__Directions for this task__
Reproduce every entry in the listing without alteration.

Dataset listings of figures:
*-*-*
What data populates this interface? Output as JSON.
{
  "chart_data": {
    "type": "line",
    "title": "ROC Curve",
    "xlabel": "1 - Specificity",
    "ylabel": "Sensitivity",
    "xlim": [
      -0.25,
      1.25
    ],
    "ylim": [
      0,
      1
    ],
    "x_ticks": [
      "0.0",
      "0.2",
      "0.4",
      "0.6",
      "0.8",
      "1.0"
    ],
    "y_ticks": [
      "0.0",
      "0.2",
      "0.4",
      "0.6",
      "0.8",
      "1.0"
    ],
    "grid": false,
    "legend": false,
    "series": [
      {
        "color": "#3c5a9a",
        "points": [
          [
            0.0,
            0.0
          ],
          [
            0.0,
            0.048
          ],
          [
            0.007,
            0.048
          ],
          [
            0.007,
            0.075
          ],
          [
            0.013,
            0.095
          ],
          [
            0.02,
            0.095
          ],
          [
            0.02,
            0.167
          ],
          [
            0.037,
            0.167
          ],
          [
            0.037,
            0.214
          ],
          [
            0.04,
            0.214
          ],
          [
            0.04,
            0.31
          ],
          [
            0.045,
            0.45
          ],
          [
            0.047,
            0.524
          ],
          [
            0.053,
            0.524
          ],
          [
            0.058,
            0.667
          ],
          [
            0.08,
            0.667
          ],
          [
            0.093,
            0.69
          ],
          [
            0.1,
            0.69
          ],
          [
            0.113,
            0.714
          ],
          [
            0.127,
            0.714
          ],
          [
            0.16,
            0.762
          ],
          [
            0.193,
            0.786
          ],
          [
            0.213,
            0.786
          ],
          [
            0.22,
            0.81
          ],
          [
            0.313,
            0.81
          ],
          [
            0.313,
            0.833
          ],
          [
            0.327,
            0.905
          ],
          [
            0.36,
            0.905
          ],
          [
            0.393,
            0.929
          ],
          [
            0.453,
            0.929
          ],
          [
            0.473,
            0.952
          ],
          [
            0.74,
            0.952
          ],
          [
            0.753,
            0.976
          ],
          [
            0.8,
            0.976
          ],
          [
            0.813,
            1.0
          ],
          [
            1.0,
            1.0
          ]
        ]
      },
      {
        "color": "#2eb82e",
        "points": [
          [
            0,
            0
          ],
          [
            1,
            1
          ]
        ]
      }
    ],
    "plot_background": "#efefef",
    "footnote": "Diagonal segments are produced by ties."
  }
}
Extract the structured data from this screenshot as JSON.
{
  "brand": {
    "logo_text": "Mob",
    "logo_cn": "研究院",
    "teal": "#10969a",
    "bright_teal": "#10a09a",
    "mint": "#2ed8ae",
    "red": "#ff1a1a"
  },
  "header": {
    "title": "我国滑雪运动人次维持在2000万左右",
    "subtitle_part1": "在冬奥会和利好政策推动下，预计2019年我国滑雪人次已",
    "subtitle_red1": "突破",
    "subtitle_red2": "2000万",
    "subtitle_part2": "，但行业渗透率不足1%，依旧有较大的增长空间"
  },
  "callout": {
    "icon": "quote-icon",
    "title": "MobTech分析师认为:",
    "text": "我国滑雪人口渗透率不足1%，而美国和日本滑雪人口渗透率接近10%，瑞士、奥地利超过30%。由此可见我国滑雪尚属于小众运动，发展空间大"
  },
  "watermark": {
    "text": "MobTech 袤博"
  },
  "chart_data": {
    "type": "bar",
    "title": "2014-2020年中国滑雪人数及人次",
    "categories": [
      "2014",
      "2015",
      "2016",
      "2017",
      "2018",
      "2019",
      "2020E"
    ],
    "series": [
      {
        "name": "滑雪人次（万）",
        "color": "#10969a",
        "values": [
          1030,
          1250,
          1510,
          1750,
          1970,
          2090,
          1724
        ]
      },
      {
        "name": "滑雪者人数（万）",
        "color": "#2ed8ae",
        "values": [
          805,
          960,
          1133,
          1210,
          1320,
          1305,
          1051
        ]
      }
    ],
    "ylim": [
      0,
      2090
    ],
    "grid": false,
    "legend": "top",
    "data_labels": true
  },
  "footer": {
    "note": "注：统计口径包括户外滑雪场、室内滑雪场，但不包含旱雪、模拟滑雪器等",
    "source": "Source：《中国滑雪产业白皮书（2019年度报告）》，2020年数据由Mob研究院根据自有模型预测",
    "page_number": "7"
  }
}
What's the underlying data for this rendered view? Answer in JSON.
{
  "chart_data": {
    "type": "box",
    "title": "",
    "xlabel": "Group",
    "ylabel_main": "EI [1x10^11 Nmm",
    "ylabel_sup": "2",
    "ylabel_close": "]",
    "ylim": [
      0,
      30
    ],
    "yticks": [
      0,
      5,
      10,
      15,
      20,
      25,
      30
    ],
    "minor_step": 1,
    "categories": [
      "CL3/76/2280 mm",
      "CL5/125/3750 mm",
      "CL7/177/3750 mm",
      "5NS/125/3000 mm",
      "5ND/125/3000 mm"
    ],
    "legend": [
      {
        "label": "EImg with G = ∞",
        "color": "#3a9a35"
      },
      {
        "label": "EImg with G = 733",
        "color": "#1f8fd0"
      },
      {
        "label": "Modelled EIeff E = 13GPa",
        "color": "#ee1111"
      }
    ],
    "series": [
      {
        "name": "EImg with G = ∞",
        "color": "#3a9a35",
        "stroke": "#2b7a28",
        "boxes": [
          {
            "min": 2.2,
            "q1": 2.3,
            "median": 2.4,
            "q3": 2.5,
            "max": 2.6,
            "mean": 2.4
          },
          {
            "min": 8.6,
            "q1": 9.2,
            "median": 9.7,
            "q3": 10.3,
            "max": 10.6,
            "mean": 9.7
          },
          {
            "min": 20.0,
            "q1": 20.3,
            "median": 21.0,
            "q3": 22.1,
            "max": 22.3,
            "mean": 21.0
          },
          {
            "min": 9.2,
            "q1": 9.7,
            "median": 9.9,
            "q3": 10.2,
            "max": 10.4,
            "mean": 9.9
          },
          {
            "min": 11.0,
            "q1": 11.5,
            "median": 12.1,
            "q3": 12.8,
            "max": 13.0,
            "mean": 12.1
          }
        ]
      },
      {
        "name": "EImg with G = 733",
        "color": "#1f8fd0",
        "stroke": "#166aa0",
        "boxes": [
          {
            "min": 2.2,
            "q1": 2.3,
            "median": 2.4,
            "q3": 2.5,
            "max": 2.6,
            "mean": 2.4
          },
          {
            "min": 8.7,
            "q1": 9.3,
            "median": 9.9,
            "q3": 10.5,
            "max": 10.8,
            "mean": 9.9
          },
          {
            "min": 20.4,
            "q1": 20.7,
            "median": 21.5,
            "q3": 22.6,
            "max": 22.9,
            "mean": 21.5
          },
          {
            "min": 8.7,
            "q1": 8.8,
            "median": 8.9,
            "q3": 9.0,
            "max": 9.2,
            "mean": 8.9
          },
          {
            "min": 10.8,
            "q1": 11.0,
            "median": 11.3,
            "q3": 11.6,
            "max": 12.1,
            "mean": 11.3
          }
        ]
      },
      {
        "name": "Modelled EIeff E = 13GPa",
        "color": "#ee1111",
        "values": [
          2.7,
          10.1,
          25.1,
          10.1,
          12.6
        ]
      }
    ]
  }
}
*-*-*
__Written answer__
What data populates this interface? Output as JSON.
{
  "chart_data": {
    "type": "line",
    "title": "ROC Curve",
    "xlabel": "1 - Specificity",
    "ylabel": "Sensitivity",
    "xlim": [
      -0.25,
      1.25
    ],
    "ylim": [
      0,
      1
    ],
    "x_ticks": [
      "0.0",
      "0.2",
      "0.4",
      "0.6",
      "0.8",
      "1.0"
    ],
    "y_ticks": [
      "0.0",
      "0.2",
      "0.4",
      "0.6",
      "0.8",
      "1.0"
    ],
    "grid": false,
    "legend": false,
    "series": [
      {
        "color": "#3c5a9a",
        "points": [
          [
            0.0,
            0.0
          ],
          [
            0.0,
            0.048
          ],
          [
            0.007,
            0.048
          ],
          [
            0.007,
            0.075
          ],
          [
            0.013,
            0.095
          ],
          [
            0.02,
            0.095
          ],
          [
            0.02,
            0.167
          ],
          [
            0.037,
            0.167
          ],
          [
            0.037,
            0.214
          ],
          [
            0.04,
            0.214
          ],
          [
            0.04,
            0.31
          ],
          [
            0.045,
            0.45
          ],
          [
            0.047,
            0.524
          ],
          [
            0.053,
            0.524
          ],
          [
            0.058,
            0.667
          ],
          [
            0.08,
            0.667
          ],
          [
            0.093,
            0.69
          ],
          [
            0.1,
            0.69
          ],
          [
            0.113,
            0.714
          ],
          [
            0.127,
            0.714
          ],
          [
            0.16,
            0.762
          ],
          [
            0.193,
            0.786
          ],
          [
            0.213,
            0.786
          ],
          [
            0.22,
            0.81
          ],
          [
            0.313,
            0.81
          ],
          [
            0.313,
            0.833
          ],
          [
            0.327,
            0.905
          ],
          [
            0.36,
            0.905
          ],
          [
            0.393,
            0.929
          ],
          [
            0.453,
            0.929
          ],
          [
            0.473,
            0.952
          ],
          [
            0.74,
            0.952
          ],
          [
            0.753,
            0.976
          ],
          [
            0.8,
            0.976
          ],
          [
            0.813,
            1.0
          ],
          [
            1.0,
            1.0
          ]
        ]
      },
      {
        "color": "#2eb82e",
        "points": [
          [
            0,
            0
          ],
          [
            1,
            1
          ]
        ]
      }
    ],
    "plot_background": "#efefef",
    "footnote": "Diagonal segments are produced by ties."
  }
}
Extract the structured data from this screenshot as JSON.
{
  "brand": {
    "logo_text": "Mob",
    "logo_cn": "研究院",
    "teal": "#10969a",
    "bright_teal": "#10a09a",
    "mint": "#2ed8ae",
    "red": "#ff1a1a"
  },
  "header": {
    "title": "我国滑雪运动人次维持在2000万左右",
    "subtitle_part1": "在冬奥会和利好政策推动下，预计2019年我国滑雪人次已",
    "subtitle_red1": "突破",
    "subtitle_red2": "2000万",
    "subtitle_part2": "，但行业渗透率不足1%，依旧有较大的增长空间"
  },
  "callout": {
    "icon": "quote-icon",
    "title": "MobTech分析师认为:",
    "text": "我国滑雪人口渗透率不足1%，而美国和日本滑雪人口渗透率接近10%，瑞士、奥地利超过30%。由此可见我国滑雪尚属于小众运动，发展空间大"
  },
  "watermark": {
    "text": "MobTech 袤博"
  },
  "chart_data": {
    "type": "bar",
    "title": "2014-2020年中国滑雪人数及人次",
    "categories": [
      "2014",
      "2015",
      "2016",
      "2017",
      "2018",
      "2019",
      "2020E"
    ],
    "series": [
      {
        "name": "滑雪人次（万）",
        "color": "#10969a",
        "values": [
          1030,
          1250,
          1510,
          1750,
          1970,
          2090,
          1724
        ]
      },
      {
        "name": "滑雪者人数（万）",
        "color": "#2ed8ae",
        "values": [
          805,
          960,
          1133,
          1210,
          1320,
          1305,
          1051
        ]
      }
    ],
    "ylim": [
      0,
      2090
    ],
    "grid": false,
    "legend": "top",
    "data_labels": true
  },
  "footer": {
    "note": "注：统计口径包括户外滑雪场、室内滑雪场，但不包含旱雪、模拟滑雪器等",
    "source": "Source：《中国滑雪产业白皮书（2019年度报告）》，2020年数据由Mob研究院根据自有模型预测",
    "page_number": "7"
  }
}
What's the underlying data for this rendered view? Answer in JSON.
{
  "chart_data": {
    "type": "box",
    "title": "",
    "xlabel": "Group",
    "ylabel_main": "EI [1x10^11 Nmm",
    "ylabel_sup": "2",
    "ylabel_close": "]",
    "ylim": [
      0,
      30
    ],
    "yticks": [
      0,
      5,
      10,
      15,
      20,
      25,
      30
    ],
    "minor_step": 1,
    "categories": [
      "CL3/76/2280 mm",
      "CL5/125/3750 mm",
      "CL7/177/3750 mm",
      "5NS/125/3000 mm",
      "5ND/125/3000 mm"
    ],
    "legend": [
      {
        "label": "EImg with G = ∞",
        "color": "#3a9a35"
      },
      {
        "label": "EImg with G = 733",
        "color": "#1f8fd0"
      },
      {
        "label": "Modelled EIeff E = 13GPa",
        "color": "#ee1111"
      }
    ],
    "series": [
      {
        "name": "EImg with G = ∞",
        "color": "#3a9a35",
        "stroke": "#2b7a28",
        "boxes": [
          {
            "min": 2.2,
            "q1": 2.3,
            "median": 2.4,
            "q3": 2.5,
            "max": 2.6,
            "mean": 2.4
          },
          {
            "min": 8.6,
            "q1": 9.2,
            "median": 9.7,
            "q3": 10.3,
            "max": 10.6,
            "mean": 9.7
          },
          {
            "min": 20.0,
            "q1": 20.3,
            "median": 21.0,
            "q3": 22.1,
            "max": 22.3,
            "mean": 21.0
          },
          {
            "min": 9.2,
            "q1": 9.7,
            "median": 9.9,
            "q3": 10.2,
            "max": 10.4,
            "mean": 9.9
          },
          {
            "min": 11.0,
            "q1": 11.5,
            "median": 12.1,
            "q3": 12.8,
            "max": 13.0,
            "mean": 12.1
          }
        ]
      },
      {
        "name": "EImg with G = 733",
        "color": "#1f8fd0",
        "stroke": "#166aa0",
        "boxes": [
          {
            "min": 2.2,
            "q1": 2.3,
            "median": 2.4,
            "q3": 2.5,
            "max": 2.6,
            "mean": 2.4
          },
          {
            "min": 8.7,
            "q1": 9.3,
            "median": 9.9,
            "q3": 10.5,
            "max": 10.8,
            "mean": 9.9
          },
          {
            "min": 20.4,
            "q1": 20.7,
            "median": 21.5,
            "q3": 22.6,
            "max": 22.9,
            "mean": 21.5
          },
          {
            "min": 8.7,
            "q1": 8.8,
            "median": 8.9,
            "q3": 9.0,
            "max": 9.2,
            "mean": 8.9
          },
          {
            "min": 10.8,
            "q1": 11.0,
            "median": 11.3,
            "q3": 11.6,
            "max": 12.1,
            "mean": 11.3
          }
        ]
      },
      {
        "name": "Modelled EIeff E = 13GPa",
        "color": "#ee1111",
        "values": [
          2.7,
          10.1,
          25.1,
          10.1,
          12.6
        ]
      }
    ]
  }
}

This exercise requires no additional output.